*Provided records*:
□ □ □ □

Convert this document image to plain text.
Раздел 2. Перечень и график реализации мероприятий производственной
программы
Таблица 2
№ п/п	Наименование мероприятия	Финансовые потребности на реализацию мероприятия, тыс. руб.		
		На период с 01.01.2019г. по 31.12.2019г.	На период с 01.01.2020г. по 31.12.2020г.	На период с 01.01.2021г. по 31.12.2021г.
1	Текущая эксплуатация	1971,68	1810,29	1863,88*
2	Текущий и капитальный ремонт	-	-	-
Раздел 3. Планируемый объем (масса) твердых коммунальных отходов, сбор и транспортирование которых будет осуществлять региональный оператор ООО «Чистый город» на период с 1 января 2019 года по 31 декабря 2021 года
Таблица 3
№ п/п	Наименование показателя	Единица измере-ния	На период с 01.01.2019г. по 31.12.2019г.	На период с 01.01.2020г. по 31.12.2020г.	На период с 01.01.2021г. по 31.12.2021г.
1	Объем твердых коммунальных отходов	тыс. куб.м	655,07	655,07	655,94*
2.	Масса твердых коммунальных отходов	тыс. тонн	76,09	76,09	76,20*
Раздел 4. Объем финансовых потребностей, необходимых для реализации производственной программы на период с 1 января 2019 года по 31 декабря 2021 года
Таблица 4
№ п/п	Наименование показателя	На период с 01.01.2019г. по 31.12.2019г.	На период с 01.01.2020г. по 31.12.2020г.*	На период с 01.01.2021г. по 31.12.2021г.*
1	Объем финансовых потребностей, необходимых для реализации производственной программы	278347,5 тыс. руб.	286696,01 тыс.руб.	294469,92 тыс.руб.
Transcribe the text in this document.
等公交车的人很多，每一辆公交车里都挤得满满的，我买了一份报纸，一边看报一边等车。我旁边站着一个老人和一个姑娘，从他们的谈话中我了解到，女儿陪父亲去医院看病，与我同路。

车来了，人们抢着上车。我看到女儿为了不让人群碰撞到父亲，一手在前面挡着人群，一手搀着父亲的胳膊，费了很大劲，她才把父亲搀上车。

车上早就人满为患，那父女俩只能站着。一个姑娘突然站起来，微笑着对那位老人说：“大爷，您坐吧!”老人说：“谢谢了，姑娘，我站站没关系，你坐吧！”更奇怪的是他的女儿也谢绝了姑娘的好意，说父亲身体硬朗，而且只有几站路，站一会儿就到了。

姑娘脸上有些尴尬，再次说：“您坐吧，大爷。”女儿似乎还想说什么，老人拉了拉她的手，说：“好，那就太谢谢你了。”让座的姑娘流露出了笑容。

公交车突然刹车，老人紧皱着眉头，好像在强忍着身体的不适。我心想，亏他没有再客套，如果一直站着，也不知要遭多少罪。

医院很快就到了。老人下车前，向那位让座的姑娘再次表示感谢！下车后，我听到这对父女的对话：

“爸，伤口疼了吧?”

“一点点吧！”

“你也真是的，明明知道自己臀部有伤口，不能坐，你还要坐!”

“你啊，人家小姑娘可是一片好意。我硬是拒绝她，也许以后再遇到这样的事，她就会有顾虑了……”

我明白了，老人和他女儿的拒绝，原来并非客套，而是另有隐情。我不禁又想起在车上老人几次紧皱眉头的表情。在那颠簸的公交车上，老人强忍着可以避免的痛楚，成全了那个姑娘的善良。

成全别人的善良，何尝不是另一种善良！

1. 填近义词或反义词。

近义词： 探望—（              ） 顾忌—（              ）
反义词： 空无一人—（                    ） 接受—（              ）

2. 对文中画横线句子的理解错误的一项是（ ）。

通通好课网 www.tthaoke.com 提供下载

□ □ □ □

*Problem statement*: Write out the lines above from the one containing "Transcribe the text in this document." through the last, exactly as they are.

*Exercise answer*:
Transcribe the text in this document.
等公交车的人很多，每一辆公交车里都挤得满满的，我买了一份报纸，一边看报一边等车。我旁边站着一个老人和一个姑娘，从他们的谈话中我了解到，女儿陪父亲去医院看病，与我同路。

车来了，人们抢着上车。我看到女儿为了不让人群碰撞到父亲，一手在前面挡着人群，一手搀着父亲的胳膊，费了很大劲，她才把父亲搀上车。

车上早就人满为患，那父女俩只能站着。一个姑娘突然站起来，微笑着对那位老人说：“大爷，您坐吧!”老人说：“谢谢了，姑娘，我站站没关系，你坐吧！”更奇怪的是他的女儿也谢绝了姑娘的好意，说父亲身体硬朗，而且只有几站路，站一会儿就到了。

姑娘脸上有些尴尬，再次说：“您坐吧，大爷。”女儿似乎还想说什么，老人拉了拉她的手，说：“好，那就太谢谢你了。”让座的姑娘流露出了笑容。

公交车突然刹车，老人紧皱着眉头，好像在强忍着身体的不适。我心想，亏他没有再客套，如果一直站着，也不知要遭多少罪。

医院很快就到了。老人下车前，向那位让座的姑娘再次表示感谢！下车后，我听到这对父女的对话：

“爸，伤口疼了吧?”

“一点点吧！”

“你也真是的，明明知道自己臀部有伤口，不能坐，你还要坐!”

“你啊，人家小姑娘可是一片好意。我硬是拒绝她，也许以后再遇到这样的事，她就会有顾虑了……”

我明白了，老人和他女儿的拒绝，原来并非客套，而是另有隐情。我不禁又想起在车上老人几次紧皱眉头的表情。在那颠簸的公交车上，老人强忍着可以避免的痛楚，成全了那个姑娘的善良。

成全别人的善良，何尝不是另一种善良！

1. 填近义词或反义词。

近义词： 探望—（              ） 顾忌—（              ）
反义词： 空无一人—（                    ） 接受—（              ）

2. 对文中画横线句子的理解错误的一项是（ ）。

通通好课网 www.tthaoke.com 提供下载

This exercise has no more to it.